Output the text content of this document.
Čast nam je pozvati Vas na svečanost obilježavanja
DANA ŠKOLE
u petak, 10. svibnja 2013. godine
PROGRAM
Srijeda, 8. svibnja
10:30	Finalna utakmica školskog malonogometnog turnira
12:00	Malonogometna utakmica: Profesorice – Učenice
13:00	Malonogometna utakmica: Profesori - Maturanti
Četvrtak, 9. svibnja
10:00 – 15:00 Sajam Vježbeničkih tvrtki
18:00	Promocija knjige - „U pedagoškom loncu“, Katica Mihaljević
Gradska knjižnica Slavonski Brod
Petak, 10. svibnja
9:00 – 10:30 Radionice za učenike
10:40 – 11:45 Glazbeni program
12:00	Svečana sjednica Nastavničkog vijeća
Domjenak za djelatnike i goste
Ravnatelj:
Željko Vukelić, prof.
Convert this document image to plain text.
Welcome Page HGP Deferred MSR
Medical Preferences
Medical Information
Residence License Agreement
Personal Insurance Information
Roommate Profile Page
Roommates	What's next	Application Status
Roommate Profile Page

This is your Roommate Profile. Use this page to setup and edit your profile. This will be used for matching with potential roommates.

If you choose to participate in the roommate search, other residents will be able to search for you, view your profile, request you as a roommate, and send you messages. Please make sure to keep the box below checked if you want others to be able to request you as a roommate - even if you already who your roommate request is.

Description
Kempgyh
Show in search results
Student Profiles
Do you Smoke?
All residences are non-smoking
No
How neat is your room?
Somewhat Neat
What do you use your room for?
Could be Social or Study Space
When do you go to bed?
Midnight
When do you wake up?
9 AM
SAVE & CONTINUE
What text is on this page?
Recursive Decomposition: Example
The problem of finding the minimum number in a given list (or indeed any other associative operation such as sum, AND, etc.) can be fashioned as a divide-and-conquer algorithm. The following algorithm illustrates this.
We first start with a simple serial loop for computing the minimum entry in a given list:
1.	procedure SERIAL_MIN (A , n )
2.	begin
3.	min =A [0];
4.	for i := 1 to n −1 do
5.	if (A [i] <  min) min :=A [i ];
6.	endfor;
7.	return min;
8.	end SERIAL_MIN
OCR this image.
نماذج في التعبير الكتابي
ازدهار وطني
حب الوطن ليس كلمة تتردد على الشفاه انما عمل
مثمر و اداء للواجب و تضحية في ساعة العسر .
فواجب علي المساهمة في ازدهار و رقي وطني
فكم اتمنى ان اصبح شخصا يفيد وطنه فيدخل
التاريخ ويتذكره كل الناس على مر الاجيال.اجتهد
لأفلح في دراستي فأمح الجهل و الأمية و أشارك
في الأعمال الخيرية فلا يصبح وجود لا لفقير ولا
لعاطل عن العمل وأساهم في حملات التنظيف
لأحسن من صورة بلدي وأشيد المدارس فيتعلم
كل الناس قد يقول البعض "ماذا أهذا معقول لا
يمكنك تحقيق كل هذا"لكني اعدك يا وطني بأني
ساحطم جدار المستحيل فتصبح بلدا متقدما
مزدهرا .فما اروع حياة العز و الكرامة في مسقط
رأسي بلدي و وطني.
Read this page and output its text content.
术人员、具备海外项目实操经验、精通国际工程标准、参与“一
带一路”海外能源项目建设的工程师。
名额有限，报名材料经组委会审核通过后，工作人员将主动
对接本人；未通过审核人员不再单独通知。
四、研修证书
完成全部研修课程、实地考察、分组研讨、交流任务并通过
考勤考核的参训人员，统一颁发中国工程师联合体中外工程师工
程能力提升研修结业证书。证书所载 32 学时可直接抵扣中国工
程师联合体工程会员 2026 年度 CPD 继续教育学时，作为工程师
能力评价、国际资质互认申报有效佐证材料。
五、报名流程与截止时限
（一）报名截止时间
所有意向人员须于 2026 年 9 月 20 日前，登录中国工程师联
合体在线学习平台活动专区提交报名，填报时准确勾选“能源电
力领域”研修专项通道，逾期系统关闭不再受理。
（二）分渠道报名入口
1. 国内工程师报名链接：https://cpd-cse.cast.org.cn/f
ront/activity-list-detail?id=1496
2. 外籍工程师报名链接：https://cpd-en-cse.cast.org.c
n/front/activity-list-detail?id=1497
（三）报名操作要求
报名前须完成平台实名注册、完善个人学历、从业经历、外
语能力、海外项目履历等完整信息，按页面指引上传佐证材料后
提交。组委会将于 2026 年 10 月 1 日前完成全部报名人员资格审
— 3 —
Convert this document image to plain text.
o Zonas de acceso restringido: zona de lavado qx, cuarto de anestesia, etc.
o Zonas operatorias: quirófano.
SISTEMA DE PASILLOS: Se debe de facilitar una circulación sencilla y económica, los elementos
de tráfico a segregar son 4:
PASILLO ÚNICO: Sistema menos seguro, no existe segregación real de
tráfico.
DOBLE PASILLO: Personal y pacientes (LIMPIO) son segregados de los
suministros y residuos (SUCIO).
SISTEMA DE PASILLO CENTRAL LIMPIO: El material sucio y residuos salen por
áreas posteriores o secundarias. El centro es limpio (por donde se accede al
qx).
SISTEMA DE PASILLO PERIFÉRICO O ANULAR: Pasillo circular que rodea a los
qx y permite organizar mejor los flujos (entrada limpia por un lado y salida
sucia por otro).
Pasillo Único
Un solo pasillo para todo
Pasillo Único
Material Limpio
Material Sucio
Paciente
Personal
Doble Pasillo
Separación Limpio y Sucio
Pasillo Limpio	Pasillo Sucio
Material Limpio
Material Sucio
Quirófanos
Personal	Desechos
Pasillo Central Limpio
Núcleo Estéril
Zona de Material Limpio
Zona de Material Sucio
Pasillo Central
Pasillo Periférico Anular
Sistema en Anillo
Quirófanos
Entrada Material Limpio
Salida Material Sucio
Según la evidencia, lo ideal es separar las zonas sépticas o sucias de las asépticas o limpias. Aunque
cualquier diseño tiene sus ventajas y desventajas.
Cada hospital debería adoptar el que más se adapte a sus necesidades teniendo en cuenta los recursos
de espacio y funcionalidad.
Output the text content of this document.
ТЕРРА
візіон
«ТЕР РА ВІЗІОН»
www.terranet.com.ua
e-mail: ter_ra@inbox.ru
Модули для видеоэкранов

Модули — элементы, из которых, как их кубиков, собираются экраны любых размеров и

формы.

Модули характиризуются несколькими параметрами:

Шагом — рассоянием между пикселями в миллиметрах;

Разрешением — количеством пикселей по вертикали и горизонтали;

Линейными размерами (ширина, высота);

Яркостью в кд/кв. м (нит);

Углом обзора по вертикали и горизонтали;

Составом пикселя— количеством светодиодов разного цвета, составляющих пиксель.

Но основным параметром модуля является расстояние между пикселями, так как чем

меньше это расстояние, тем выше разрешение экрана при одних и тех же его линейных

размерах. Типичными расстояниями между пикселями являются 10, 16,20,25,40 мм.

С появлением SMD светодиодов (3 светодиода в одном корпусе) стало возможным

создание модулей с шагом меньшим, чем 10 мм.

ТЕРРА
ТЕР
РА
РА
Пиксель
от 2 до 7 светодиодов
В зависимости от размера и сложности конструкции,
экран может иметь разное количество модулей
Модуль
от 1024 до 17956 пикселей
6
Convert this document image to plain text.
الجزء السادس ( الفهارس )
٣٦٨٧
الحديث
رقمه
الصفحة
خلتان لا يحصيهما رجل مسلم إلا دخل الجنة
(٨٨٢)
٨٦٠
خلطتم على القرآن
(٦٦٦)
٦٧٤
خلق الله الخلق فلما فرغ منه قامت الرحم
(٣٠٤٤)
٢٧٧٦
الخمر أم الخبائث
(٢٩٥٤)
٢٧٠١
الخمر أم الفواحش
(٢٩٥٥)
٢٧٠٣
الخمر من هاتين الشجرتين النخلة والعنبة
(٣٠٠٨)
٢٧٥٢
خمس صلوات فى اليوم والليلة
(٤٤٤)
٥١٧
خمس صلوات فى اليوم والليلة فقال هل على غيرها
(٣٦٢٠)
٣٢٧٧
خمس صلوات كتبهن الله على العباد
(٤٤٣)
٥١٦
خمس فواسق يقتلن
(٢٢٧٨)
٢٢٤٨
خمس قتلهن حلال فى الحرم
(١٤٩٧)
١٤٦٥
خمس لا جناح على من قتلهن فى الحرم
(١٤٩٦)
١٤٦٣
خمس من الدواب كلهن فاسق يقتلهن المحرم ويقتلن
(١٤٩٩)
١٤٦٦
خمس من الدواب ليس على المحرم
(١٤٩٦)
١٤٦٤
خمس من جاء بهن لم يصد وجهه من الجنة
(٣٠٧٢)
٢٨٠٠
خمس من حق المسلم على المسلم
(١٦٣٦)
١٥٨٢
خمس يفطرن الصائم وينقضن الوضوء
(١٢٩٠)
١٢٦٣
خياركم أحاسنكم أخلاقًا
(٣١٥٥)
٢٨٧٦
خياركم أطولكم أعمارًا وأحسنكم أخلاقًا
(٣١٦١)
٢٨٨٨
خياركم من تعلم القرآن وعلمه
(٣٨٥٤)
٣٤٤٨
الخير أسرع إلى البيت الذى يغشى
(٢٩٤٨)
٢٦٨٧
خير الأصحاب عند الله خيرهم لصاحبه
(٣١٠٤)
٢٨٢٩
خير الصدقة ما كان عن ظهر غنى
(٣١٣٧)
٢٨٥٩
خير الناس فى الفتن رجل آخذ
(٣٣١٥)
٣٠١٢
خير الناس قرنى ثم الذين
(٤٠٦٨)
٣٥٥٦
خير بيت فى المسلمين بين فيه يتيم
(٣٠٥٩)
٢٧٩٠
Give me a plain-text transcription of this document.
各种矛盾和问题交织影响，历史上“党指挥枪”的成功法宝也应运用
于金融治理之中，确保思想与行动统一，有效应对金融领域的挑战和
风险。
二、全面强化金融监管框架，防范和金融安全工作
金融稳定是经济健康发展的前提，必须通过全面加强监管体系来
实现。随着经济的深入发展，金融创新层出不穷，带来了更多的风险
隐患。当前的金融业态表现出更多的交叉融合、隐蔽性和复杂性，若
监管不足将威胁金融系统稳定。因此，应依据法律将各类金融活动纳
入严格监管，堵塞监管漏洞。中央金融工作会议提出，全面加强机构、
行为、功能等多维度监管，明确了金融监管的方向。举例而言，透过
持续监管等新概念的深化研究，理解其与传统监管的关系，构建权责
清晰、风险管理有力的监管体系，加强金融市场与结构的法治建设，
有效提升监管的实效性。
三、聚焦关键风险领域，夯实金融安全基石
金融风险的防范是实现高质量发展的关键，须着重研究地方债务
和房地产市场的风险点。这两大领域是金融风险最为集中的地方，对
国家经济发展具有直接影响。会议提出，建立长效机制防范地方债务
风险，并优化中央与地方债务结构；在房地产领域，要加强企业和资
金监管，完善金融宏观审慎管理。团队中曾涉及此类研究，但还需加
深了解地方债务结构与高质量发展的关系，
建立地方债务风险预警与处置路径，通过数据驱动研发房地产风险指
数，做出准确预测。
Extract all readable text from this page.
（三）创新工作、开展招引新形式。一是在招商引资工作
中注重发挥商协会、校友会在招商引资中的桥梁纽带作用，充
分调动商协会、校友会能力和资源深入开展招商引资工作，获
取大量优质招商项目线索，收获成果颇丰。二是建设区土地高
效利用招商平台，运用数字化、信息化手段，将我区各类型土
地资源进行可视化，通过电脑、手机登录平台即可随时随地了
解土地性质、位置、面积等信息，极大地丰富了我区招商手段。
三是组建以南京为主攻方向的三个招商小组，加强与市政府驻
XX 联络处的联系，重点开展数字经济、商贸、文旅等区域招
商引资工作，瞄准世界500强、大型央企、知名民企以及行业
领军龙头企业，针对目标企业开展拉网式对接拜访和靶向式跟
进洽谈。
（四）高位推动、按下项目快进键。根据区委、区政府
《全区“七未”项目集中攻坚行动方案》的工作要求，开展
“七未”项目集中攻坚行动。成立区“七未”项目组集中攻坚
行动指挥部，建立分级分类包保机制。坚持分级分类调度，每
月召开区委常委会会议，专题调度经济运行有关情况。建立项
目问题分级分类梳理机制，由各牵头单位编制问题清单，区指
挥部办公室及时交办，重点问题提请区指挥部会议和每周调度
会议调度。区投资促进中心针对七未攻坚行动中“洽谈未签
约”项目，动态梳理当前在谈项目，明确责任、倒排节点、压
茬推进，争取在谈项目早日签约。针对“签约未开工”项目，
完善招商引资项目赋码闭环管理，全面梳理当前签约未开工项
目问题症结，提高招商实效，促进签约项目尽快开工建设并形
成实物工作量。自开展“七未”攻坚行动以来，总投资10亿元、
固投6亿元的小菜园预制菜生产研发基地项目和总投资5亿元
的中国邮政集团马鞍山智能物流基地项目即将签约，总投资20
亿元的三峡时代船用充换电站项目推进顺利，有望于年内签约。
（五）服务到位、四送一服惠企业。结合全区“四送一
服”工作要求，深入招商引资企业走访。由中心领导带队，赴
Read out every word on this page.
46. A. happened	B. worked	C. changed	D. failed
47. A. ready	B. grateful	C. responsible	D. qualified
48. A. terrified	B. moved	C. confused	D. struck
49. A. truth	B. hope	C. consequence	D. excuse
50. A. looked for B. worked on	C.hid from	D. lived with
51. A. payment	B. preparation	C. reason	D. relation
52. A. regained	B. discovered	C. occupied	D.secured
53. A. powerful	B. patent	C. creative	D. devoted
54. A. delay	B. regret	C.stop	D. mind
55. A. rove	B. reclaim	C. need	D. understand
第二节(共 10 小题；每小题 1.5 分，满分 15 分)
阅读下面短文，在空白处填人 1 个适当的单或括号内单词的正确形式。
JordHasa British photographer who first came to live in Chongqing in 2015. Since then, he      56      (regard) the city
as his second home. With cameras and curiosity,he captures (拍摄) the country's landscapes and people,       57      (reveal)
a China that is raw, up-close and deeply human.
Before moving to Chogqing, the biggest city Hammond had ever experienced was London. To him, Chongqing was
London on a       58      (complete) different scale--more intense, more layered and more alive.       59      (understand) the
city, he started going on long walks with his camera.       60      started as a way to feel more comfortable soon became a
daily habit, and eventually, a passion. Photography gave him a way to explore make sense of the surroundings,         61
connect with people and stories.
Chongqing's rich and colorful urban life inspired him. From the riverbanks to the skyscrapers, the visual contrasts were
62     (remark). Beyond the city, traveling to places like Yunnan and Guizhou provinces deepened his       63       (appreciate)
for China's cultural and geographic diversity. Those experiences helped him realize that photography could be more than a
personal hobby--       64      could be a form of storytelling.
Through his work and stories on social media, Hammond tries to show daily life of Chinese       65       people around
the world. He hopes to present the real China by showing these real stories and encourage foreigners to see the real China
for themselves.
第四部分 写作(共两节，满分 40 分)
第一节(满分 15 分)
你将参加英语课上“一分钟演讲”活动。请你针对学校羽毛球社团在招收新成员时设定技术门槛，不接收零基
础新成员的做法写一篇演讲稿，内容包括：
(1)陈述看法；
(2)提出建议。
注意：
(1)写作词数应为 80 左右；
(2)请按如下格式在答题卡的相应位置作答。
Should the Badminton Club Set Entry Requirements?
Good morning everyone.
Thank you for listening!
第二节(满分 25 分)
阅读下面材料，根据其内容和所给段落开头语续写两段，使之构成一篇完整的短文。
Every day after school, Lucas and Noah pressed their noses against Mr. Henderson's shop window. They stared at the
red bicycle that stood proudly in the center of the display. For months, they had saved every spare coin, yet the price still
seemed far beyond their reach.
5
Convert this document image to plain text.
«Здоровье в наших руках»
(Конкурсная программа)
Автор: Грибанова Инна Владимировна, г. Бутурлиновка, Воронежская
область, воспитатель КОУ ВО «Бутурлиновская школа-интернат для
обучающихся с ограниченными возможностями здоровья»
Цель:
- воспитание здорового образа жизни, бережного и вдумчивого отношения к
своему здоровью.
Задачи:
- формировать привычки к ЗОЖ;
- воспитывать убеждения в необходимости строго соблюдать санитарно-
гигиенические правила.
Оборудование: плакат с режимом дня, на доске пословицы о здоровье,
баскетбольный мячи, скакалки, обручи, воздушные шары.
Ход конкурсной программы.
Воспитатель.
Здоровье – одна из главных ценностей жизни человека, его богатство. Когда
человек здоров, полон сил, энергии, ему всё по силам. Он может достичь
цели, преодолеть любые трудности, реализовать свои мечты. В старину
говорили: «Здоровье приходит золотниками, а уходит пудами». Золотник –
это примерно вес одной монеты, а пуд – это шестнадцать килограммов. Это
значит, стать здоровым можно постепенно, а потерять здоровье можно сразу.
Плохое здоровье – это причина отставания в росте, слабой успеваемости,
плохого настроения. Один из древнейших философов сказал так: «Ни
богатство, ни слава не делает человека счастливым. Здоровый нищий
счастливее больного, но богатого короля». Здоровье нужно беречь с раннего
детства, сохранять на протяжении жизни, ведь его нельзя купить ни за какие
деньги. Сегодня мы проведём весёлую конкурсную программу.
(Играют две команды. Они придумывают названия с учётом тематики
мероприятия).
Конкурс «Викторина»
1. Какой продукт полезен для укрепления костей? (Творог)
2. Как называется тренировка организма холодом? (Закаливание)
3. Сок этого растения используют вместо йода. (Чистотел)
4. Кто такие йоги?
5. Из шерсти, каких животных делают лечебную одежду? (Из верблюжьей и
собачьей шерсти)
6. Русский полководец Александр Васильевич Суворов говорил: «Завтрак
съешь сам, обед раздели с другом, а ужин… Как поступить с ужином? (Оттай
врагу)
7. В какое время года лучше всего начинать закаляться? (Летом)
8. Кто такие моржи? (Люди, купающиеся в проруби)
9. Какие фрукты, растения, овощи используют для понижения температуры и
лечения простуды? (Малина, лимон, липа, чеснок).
****************
**Stated task:** Give only the number of lines in the listing above that include the string "city".

**Solution:** 4